═════ Data for this task ═════
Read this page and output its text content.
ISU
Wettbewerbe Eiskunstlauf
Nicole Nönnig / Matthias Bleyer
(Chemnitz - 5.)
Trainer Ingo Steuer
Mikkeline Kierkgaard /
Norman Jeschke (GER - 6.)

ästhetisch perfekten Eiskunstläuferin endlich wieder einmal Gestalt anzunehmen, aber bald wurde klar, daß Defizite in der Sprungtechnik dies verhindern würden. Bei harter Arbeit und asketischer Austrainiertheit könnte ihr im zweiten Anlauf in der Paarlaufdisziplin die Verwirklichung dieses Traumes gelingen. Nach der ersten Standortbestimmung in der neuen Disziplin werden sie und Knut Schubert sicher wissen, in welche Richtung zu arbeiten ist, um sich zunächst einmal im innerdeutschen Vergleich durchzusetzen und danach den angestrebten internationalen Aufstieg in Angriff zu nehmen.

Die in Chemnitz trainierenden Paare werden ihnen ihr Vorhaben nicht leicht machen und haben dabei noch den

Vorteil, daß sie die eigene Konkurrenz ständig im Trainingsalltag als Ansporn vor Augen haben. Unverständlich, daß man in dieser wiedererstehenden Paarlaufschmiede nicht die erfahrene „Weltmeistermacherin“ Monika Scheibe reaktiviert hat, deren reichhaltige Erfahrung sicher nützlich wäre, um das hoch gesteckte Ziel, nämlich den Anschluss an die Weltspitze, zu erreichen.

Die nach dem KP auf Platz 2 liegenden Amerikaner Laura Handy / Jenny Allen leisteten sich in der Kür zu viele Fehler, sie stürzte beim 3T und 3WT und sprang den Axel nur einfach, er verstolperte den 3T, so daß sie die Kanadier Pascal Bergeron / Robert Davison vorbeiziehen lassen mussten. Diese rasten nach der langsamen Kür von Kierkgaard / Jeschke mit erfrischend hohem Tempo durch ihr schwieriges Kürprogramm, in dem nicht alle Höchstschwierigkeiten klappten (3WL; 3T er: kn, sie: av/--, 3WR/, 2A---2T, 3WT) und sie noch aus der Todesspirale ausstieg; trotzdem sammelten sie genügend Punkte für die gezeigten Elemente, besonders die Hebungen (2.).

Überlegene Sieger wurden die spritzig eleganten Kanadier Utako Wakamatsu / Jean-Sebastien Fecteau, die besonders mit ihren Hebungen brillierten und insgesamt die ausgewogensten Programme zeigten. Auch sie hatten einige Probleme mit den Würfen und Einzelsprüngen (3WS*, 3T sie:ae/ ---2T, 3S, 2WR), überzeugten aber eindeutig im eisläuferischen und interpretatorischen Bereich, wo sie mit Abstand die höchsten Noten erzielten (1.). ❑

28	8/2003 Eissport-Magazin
═════
→ **What is asked**
All the data must be duplicated exactly, with nothing added or removed.

→ **Answer for the task**
Read this page and output its text content.
ISU
Wettbewerbe Eiskunstlauf
Nicole Nönnig / Matthias Bleyer
(Chemnitz - 5.)
Trainer Ingo Steuer
Mikkeline Kierkgaard /
Norman Jeschke (GER - 6.)

ästhetisch perfekten Eiskunstläuferin endlich wieder einmal Gestalt anzunehmen, aber bald wurde klar, daß Defizite in der Sprungtechnik dies verhindern würden. Bei harter Arbeit und asketischer Austrainiertheit könnte ihr im zweiten Anlauf in der Paarlaufdisziplin die Verwirklichung dieses Traumes gelingen. Nach der ersten Standortbestimmung in der neuen Disziplin werden sie und Knut Schubert sicher wissen, in welche Richtung zu arbeiten ist, um sich zunächst einmal im innerdeutschen Vergleich durchzusetzen und danach den angestrebten internationalen Aufstieg in Angriff zu nehmen.

Die in Chemnitz trainierenden Paare werden ihnen ihr Vorhaben nicht leicht machen und haben dabei noch den

Vorteil, daß sie die eigene Konkurrenz ständig im Trainingsalltag als Ansporn vor Augen haben. Unverständlich, daß man in dieser wiedererstehenden Paarlaufschmiede nicht die erfahrene „Weltmeistermacherin“ Monika Scheibe reaktiviert hat, deren reichhaltige Erfahrung sicher nützlich wäre, um das hoch gesteckte Ziel, nämlich den Anschluss an die Weltspitze, zu erreichen.

Die nach dem KP auf Platz 2 liegenden Amerikaner Laura Handy / Jenny Allen leisteten sich in der Kür zu viele Fehler, sie stürzte beim 3T und 3WT und sprang den Axel nur einfach, er verstolperte den 3T, so daß sie die Kanadier Pascal Bergeron / Robert Davison vorbeiziehen lassen mussten. Diese rasten nach der langsamen Kür von Kierkgaard / Jeschke mit erfrischend hohem Tempo durch ihr schwieriges Kürprogramm, in dem nicht alle Höchstschwierigkeiten klappten (3WL; 3T er: kn, sie: av/--, 3WR/, 2A---2T, 3WT) und sie noch aus der Todesspirale ausstieg; trotzdem sammelten sie genügend Punkte für die gezeigten Elemente, besonders die Hebungen (2.).

Überlegene Sieger wurden die spritzig eleganten Kanadier Utako Wakamatsu / Jean-Sebastien Fecteau, die besonders mit ihren Hebungen brillierten und insgesamt die ausgewogensten Programme zeigten. Auch sie hatten einige Probleme mit den Würfen und Einzelsprüngen (3WS*, 3T sie:ae/ ---2T, 3S, 2WR), überzeugten aber eindeutig im eisläuferischen und interpretatorischen Bereich, wo sie mit Abstand die höchsten Noten erzielten (1.). ❑

28	8/2003 Eissport-Magazin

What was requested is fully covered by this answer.